## Document extract
___

I did something crazy at the beginning of the summer and forced my household to go from a screen time free-for-all to a strict two-hour limit per day. What was I thinking? Well, for starters, I really wanted my kids to be bored.
Though it sounds a bit sadistic, there’s a good reason I hoped for them to be out of their minds with nothing to do -- studies have shown that boredom fosters creativity.
I am fully aware that, try as I might, I will never be able to recreate the carefree summers of my youth (all-day bike rides and adult-free adventures until the street lights came on). Devices are just part of our lives now, from zoning out to YouTube videos to looking up slime recipes. So I get it, we are not becoming members of Laura Ingalls' family anytime soon. But, during unstructured time, they always would rather watch videos of people doing stuff than actually do anything themselves. They needed forced downtime to fight (yes, fight! How else do you learn social skills?), build stuff with cardboard boxes and rock on the swings until they were dizzy.
When scientists tried this out with adults, they found the more boring activity was followed by greater creativity. No matter the age, people need time to daydream, think silly or serious thoughts and just do something mindless until inspiration follows. For kids, that might be hanging upside down on the sofa until all the blood rushes to their heads. For adults, it might be bouncing a ball in the office until a big idea hits.

___

## Listed entries

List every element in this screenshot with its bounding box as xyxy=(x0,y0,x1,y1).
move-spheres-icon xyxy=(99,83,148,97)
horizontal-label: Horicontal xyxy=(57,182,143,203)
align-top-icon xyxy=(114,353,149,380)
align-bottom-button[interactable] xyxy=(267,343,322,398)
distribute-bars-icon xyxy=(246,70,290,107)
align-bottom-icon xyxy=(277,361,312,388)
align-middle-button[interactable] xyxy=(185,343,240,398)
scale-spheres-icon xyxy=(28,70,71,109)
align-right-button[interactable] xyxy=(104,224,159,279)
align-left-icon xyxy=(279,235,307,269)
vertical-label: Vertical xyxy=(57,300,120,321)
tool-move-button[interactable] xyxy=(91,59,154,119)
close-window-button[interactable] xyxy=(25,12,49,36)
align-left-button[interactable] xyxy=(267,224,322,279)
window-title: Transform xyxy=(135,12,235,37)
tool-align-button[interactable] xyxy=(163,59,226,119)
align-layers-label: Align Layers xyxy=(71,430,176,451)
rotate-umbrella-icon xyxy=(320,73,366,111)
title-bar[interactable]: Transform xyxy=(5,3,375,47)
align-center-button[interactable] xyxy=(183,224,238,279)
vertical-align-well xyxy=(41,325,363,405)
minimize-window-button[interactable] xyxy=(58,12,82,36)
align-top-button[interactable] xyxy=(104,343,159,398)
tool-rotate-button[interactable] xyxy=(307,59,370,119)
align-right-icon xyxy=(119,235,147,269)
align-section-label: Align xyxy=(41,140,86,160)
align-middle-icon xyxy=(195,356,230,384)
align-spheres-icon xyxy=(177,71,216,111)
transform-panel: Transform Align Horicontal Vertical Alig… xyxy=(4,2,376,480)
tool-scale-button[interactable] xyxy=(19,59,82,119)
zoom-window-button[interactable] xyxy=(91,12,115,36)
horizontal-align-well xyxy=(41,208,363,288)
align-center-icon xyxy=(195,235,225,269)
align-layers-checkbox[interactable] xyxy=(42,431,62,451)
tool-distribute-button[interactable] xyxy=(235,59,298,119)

___

## How to complete this task
Copy word for word the portion of the screen time article above, starting at "I did something" and ending at "boredom fosters creativity.".

## Written response
I did something crazy at the beginning of the summer and forced my household to go from a screen time free-for-all to a strict two-hour limit per day. What was I thinking? Well, for starters, I really wanted my kids to be bored.
Though it sounds a bit sadistic, there’s a good reason I hoped for them to be out of their minds with nothing to do -- studies have shown that boredom fosters creativity.